# [What this task involves]
Give every percentage figure in the passage on economic depressions, along with what each one describes.

# [Source passage]
Economics what is a Depression

A depression is a severe downturn in economic activity indicated by a sharp drop in gross domestic product and chronically high unemployment. While economist may debate the exact definition of a depression there is a general consensus of the symptoms. A general consensus is that a GDP drop of 10 percent and unemployment that rises above 10 percent and remains above that level for 24 consecutive months. There is almost certain to be a stock market collapse leading to immense personal and corporate wealth lost. This leads to massive layoffs as companies look to cut costs.

The great depression is the most severe economic calamity the United States has ever faced. During this period the economy contracted severely and unemployed hit 25 percent. Panic gripped the nation and a run on banks caused many to collapse. The FDIC insurances backs bank accounts today as a way to protect wealth but also ensure confidence in the banking system. This is a direct result of the financial meltdown during the depression. Vast amounts of wealth disappeared practically overnight as the stock market collapsed.

As the depression worsened businesses begin to lay off employees. This stifled disposable incomes reducing purchasing power further slowing growth. As the cycle continued deflationary forces took over and prices began to collapse. As prices fell along with demand more people were laid off. As the great depression shows massive government involvement may be needed to help stimulate economic activity. Before the depression most economic activity rested in the private sector. Increased regulation and government spending meant the government had more involvement in the economy than ever before. Even the most recent great recession shows regulation and some government intervention is sometimes needed to keep markets running effectively. Without massive aid during both the great depression and the most recent recession conditions may have deteriorated further.

# [Record set]
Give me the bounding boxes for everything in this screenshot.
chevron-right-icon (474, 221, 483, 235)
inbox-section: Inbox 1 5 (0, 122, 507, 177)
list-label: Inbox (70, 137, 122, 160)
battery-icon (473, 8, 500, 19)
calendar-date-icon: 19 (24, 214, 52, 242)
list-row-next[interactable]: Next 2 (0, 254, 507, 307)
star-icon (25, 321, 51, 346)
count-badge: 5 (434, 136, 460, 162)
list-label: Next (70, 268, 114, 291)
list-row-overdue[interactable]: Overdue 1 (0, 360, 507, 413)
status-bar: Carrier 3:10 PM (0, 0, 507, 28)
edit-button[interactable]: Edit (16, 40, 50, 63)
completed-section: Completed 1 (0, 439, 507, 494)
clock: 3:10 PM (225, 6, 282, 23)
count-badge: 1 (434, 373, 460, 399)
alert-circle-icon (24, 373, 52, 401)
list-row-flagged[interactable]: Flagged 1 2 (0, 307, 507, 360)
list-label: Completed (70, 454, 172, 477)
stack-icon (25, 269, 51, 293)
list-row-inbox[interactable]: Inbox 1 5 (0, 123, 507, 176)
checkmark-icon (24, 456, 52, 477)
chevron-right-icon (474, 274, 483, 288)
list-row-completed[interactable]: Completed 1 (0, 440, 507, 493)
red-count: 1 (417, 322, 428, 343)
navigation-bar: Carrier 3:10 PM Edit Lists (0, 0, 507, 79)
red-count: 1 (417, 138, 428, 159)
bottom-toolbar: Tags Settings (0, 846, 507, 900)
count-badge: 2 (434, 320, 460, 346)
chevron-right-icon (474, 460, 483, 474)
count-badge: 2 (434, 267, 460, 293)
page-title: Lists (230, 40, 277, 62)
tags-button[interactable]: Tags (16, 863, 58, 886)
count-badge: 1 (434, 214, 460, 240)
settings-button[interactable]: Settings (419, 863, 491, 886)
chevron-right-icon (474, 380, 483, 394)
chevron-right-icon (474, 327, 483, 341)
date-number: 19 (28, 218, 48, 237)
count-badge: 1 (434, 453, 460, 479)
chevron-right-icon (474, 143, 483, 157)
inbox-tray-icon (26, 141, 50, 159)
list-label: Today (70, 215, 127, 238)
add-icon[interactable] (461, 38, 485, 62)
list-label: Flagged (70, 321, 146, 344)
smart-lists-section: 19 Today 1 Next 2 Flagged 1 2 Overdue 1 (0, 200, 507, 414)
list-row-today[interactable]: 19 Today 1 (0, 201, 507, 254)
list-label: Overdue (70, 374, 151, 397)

# [Your response]
- 10 percent: the drop in GDP generally accepted as marking a depression
- 10 percent: the level unemployment rises above and stays above for 24 consecutive months in a depression
- 25 percent: the unemployment rate reached during the great depression